Saved entries →
• • • • •
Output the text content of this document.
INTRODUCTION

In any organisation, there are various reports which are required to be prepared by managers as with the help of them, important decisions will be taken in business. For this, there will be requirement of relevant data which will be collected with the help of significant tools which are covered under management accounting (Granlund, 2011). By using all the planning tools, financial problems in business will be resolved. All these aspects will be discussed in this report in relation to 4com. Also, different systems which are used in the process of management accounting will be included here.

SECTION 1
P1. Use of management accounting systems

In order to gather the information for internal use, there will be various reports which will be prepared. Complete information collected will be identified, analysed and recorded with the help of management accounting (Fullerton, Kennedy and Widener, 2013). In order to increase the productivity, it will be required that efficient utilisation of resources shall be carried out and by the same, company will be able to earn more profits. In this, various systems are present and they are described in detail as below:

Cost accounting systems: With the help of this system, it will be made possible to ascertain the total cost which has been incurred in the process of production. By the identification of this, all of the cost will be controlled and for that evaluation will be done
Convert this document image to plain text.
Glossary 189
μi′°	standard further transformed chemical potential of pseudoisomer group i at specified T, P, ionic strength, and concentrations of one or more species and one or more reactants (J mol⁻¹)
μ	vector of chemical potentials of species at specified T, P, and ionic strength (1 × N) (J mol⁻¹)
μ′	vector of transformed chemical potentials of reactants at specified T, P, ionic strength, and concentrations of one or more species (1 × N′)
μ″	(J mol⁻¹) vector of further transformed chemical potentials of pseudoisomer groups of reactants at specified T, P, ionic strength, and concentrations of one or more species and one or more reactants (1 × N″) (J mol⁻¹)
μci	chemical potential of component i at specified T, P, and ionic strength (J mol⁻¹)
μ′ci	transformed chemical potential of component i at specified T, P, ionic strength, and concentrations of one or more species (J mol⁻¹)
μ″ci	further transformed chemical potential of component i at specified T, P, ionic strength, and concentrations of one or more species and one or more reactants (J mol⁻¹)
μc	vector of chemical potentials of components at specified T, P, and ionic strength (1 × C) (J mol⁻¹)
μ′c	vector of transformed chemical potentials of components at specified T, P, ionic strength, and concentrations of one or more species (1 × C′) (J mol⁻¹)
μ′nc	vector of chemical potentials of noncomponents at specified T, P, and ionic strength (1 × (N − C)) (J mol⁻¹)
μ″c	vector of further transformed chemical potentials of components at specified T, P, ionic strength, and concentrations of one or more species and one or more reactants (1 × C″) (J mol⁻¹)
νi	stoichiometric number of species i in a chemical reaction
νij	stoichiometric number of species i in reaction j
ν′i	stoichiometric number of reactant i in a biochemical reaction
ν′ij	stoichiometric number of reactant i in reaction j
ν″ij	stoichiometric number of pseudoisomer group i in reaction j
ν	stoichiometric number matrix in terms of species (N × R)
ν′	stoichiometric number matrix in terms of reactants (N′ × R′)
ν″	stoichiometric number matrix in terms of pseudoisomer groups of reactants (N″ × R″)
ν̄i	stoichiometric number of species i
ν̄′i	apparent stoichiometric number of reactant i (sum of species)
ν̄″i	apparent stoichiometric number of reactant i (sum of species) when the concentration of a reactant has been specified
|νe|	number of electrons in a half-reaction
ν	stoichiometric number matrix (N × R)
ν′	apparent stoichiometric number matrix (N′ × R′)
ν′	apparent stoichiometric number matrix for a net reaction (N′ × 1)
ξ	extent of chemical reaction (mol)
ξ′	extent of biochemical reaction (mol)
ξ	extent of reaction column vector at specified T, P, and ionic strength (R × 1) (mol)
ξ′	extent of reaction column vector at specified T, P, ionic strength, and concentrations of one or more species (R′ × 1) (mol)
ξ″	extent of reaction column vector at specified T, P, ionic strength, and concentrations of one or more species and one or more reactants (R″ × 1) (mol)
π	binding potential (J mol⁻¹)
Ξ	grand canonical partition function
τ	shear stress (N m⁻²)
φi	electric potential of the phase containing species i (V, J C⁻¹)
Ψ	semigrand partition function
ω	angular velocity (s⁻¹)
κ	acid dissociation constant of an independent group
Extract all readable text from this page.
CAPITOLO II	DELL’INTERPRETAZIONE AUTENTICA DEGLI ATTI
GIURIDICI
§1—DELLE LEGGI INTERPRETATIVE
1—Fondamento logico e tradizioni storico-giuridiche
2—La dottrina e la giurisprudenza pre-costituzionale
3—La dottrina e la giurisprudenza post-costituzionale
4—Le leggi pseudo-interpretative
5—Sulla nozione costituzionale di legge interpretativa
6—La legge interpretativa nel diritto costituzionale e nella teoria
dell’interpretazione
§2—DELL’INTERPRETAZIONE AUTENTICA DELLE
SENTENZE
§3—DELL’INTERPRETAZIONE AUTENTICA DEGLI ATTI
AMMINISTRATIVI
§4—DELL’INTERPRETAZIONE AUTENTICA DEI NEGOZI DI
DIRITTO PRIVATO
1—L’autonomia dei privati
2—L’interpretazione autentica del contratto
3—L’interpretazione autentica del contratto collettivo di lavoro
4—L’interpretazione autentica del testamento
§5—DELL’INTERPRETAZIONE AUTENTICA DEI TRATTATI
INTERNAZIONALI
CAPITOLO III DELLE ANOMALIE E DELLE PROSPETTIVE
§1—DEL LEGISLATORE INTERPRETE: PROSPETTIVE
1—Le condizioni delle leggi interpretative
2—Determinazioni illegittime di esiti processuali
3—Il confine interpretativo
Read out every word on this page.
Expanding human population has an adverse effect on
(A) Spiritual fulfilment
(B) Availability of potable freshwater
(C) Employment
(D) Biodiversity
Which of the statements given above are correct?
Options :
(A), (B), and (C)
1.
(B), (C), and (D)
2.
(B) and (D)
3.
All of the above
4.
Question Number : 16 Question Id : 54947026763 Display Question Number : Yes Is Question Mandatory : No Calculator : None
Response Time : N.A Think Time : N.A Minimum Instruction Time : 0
• • • • •
Prompt →
Recopy all the lines exactly as they appear.

Task response →
Output the text content of this document.
INTRODUCTION

In any organisation, there are various reports which are required to be prepared by managers as with the help of them, important decisions will be taken in business. For this, there will be requirement of relevant data which will be collected with the help of significant tools which are covered under management accounting (Granlund, 2011). By using all the planning tools, financial problems in business will be resolved. All these aspects will be discussed in this report in relation to 4com. Also, different systems which are used in the process of management accounting will be included here.

SECTION 1
P1. Use of management accounting systems

In order to gather the information for internal use, there will be various reports which will be prepared. Complete information collected will be identified, analysed and recorded with the help of management accounting (Fullerton, Kennedy and Widener, 2013). In order to increase the productivity, it will be required that efficient utilisation of resources shall be carried out and by the same, company will be able to earn more profits. In this, various systems are present and they are described in detail as below:

Cost accounting systems: With the help of this system, it will be made possible to ascertain the total cost which has been incurred in the process of production. By the identification of this, all of the cost will be controlled and for that evaluation will be done
Convert this document image to plain text.
Glossary 189
μi′°	standard further transformed chemical potential of pseudoisomer group i at specified T, P, ionic strength, and concentrations of one or more species and one or more reactants (J mol⁻¹)
μ	vector of chemical potentials of species at specified T, P, and ionic strength (1 × N) (J mol⁻¹)
μ′	vector of transformed chemical potentials of reactants at specified T, P, ionic strength, and concentrations of one or more species (1 × N′)
μ″	(J mol⁻¹) vector of further transformed chemical potentials of pseudoisomer groups of reactants at specified T, P, ionic strength, and concentrations of one or more species and one or more reactants (1 × N″) (J mol⁻¹)
μci	chemical potential of component i at specified T, P, and ionic strength (J mol⁻¹)
μ′ci	transformed chemical potential of component i at specified T, P, ionic strength, and concentrations of one or more species (J mol⁻¹)
μ″ci	further transformed chemical potential of component i at specified T, P, ionic strength, and concentrations of one or more species and one or more reactants (J mol⁻¹)
μc	vector of chemical potentials of components at specified T, P, and ionic strength (1 × C) (J mol⁻¹)
μ′c	vector of transformed chemical potentials of components at specified T, P, ionic strength, and concentrations of one or more species (1 × C′) (J mol⁻¹)
μ′nc	vector of chemical potentials of noncomponents at specified T, P, and ionic strength (1 × (N − C)) (J mol⁻¹)
μ″c	vector of further transformed chemical potentials of components at specified T, P, ionic strength, and concentrations of one or more species and one or more reactants (1 × C″) (J mol⁻¹)
νi	stoichiometric number of species i in a chemical reaction
νij	stoichiometric number of species i in reaction j
ν′i	stoichiometric number of reactant i in a biochemical reaction
ν′ij	stoichiometric number of reactant i in reaction j
ν″ij	stoichiometric number of pseudoisomer group i in reaction j
ν	stoichiometric number matrix in terms of species (N × R)
ν′	stoichiometric number matrix in terms of reactants (N′ × R′)
ν″	stoichiometric number matrix in terms of pseudoisomer groups of reactants (N″ × R″)
ν̄i	stoichiometric number of species i
ν̄′i	apparent stoichiometric number of reactant i (sum of species)
ν̄″i	apparent stoichiometric number of reactant i (sum of species) when the concentration of a reactant has been specified
|νe|	number of electrons in a half-reaction
ν	stoichiometric number matrix (N × R)
ν′	apparent stoichiometric number matrix (N′ × R′)
ν′	apparent stoichiometric number matrix for a net reaction (N′ × 1)
ξ	extent of chemical reaction (mol)
ξ′	extent of biochemical reaction (mol)
ξ	extent of reaction column vector at specified T, P, and ionic strength (R × 1) (mol)
ξ′	extent of reaction column vector at specified T, P, ionic strength, and concentrations of one or more species (R′ × 1) (mol)
ξ″	extent of reaction column vector at specified T, P, ionic strength, and concentrations of one or more species and one or more reactants (R″ × 1) (mol)
π	binding potential (J mol⁻¹)
Ξ	grand canonical partition function
τ	shear stress (N m⁻²)
φi	electric potential of the phase containing species i (V, J C⁻¹)
Ψ	semigrand partition function
ω	angular velocity (s⁻¹)
κ	acid dissociation constant of an independent group
Extract all readable text from this page.
CAPITOLO II	DELL’INTERPRETAZIONE AUTENTICA DEGLI ATTI
GIURIDICI
§1—DELLE LEGGI INTERPRETATIVE
1—Fondamento logico e tradizioni storico-giuridiche
2—La dottrina e la giurisprudenza pre-costituzionale
3—La dottrina e la giurisprudenza post-costituzionale
4—Le leggi pseudo-interpretative
5—Sulla nozione costituzionale di legge interpretativa
6—La legge interpretativa nel diritto costituzionale e nella teoria
dell’interpretazione
§2—DELL’INTERPRETAZIONE AUTENTICA DELLE
SENTENZE
§3—DELL’INTERPRETAZIONE AUTENTICA DEGLI ATTI
AMMINISTRATIVI
§4—DELL’INTERPRETAZIONE AUTENTICA DEI NEGOZI DI
DIRITTO PRIVATO
1—L’autonomia dei privati
2—L’interpretazione autentica del contratto
3—L’interpretazione autentica del contratto collettivo di lavoro
4—L’interpretazione autentica del testamento
§5—DELL’INTERPRETAZIONE AUTENTICA DEI TRATTATI
INTERNAZIONALI
CAPITOLO III DELLE ANOMALIE E DELLE PROSPETTIVE
§1—DEL LEGISLATORE INTERPRETE: PROSPETTIVE
1—Le condizioni delle leggi interpretative
2—Determinazioni illegittime di esiti processuali
3—Il confine interpretativo
Read out every word on this page.
Expanding human population has an adverse effect on
(A) Spiritual fulfilment
(B) Availability of potable freshwater
(C) Employment
(D) Biodiversity
Which of the statements given above are correct?
Options :
(A), (B), and (C)
1.
(B), (C), and (D)
2.
(B) and (D)
3.
All of the above
4.
Question Number : 16 Question Id : 54947026763 Display Question Number : Yes Is Question Mandatory : No Calculator : None
Response Time : N.A Think Time : N.A Minimum Instruction Time : 0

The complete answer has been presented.